**GIVEN EXERCISE**
Starting with the line that includes "What text is on this page?", write out every remaining line of the records below exactly as it appears, leaving out any images.

**DATA FOR THIS TASK**
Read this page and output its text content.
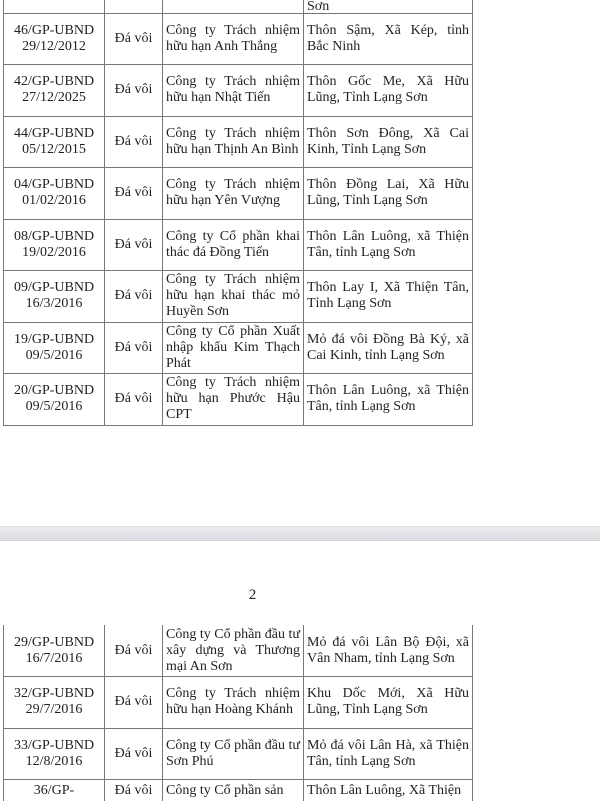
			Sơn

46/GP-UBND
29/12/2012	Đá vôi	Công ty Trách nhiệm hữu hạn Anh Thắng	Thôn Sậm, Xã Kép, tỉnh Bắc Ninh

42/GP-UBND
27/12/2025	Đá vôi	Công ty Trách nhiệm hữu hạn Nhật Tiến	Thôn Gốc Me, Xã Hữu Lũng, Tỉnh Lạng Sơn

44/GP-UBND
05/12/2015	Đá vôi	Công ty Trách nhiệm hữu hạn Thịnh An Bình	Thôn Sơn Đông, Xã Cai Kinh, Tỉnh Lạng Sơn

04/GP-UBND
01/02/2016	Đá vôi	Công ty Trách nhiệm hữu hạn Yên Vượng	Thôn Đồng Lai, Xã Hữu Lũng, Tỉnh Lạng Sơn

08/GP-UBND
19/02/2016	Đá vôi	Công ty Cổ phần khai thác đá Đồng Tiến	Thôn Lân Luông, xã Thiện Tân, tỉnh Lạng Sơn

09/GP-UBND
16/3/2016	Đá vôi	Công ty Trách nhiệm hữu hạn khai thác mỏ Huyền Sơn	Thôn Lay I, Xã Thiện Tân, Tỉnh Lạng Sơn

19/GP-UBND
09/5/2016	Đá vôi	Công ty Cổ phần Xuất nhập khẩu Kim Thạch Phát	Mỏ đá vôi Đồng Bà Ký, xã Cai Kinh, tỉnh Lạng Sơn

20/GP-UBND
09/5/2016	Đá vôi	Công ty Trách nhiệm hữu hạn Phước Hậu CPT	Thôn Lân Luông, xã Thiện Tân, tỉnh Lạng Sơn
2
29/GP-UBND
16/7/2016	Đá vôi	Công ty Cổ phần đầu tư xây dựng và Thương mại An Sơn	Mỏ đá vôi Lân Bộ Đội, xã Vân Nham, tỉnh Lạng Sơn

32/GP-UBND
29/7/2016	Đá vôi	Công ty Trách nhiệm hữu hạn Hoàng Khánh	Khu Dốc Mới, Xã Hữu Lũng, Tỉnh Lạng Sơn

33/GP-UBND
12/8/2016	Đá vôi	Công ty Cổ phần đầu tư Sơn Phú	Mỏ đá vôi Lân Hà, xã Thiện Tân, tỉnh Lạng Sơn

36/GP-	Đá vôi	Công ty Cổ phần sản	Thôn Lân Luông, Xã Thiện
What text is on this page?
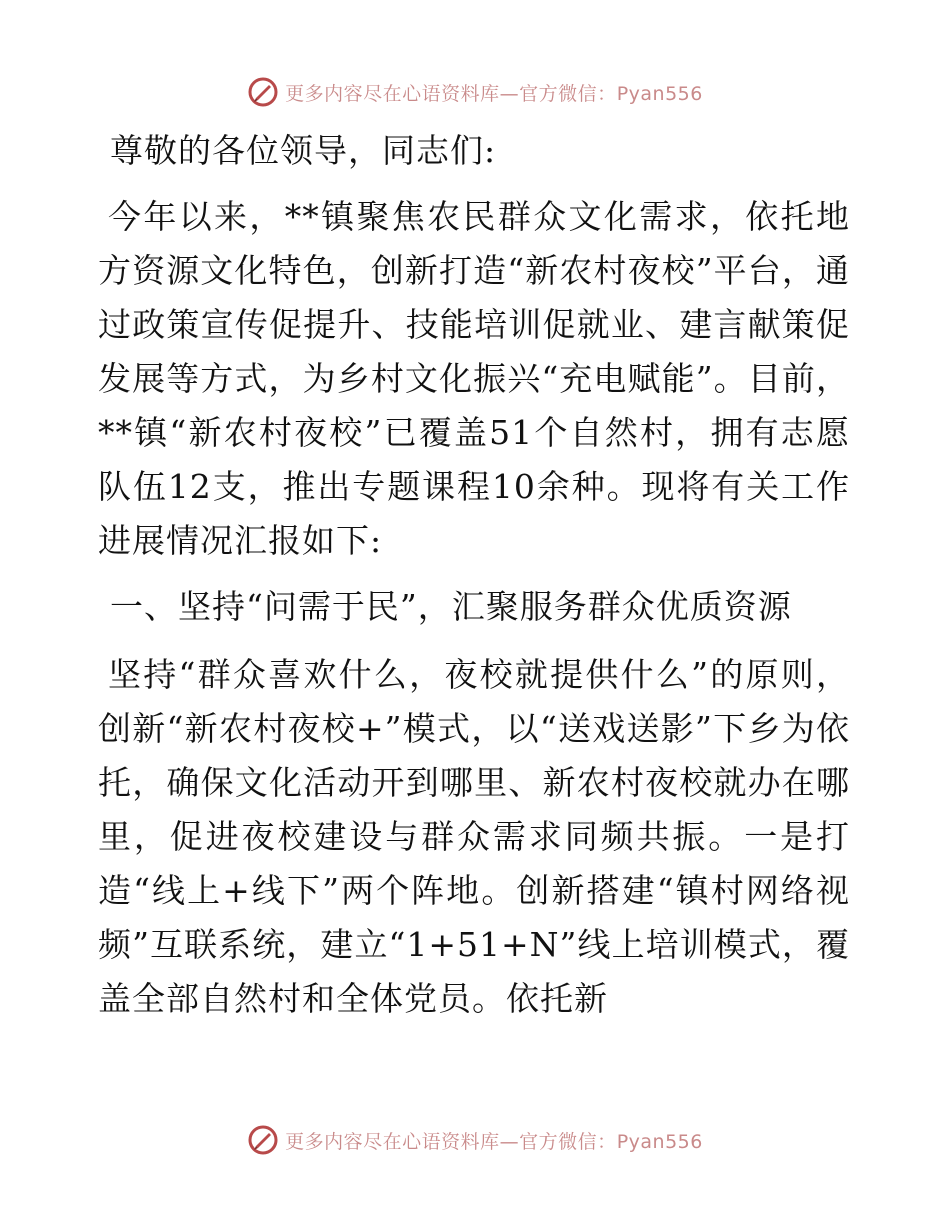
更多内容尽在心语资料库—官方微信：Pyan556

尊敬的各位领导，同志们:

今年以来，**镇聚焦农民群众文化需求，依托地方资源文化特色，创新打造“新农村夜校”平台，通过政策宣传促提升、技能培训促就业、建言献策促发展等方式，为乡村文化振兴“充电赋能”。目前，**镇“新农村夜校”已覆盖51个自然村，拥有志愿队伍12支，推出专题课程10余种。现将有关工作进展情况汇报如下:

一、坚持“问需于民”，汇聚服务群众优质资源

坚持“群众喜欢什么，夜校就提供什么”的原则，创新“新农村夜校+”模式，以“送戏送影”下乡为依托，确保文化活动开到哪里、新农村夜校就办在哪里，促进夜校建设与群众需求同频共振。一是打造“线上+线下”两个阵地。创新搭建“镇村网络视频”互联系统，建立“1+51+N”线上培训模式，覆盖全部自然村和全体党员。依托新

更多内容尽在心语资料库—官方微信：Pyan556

**SOLUTION**
What text is on this page?
更多内容尽在心语资料库—官方微信：Pyan556

尊敬的各位领导，同志们:

今年以来，**镇聚焦农民群众文化需求，依托地方资源文化特色，创新打造“新农村夜校”平台，通过政策宣传促提升、技能培训促就业、建言献策促发展等方式，为乡村文化振兴“充电赋能”。目前，**镇“新农村夜校”已覆盖51个自然村，拥有志愿队伍12支，推出专题课程10余种。现将有关工作进展情况汇报如下:

一、坚持“问需于民”，汇聚服务群众优质资源

坚持“群众喜欢什么，夜校就提供什么”的原则，创新“新农村夜校+”模式，以“送戏送影”下乡为依托，确保文化活动开到哪里、新农村夜校就办在哪里，促进夜校建设与群众需求同频共振。一是打造“线上+线下”两个阵地。创新搭建“镇村网络视频”互联系统，建立“1+51+N”线上培训模式，覆盖全部自然村和全体党员。依托新

更多内容尽在心语资料库—官方微信：Pyan556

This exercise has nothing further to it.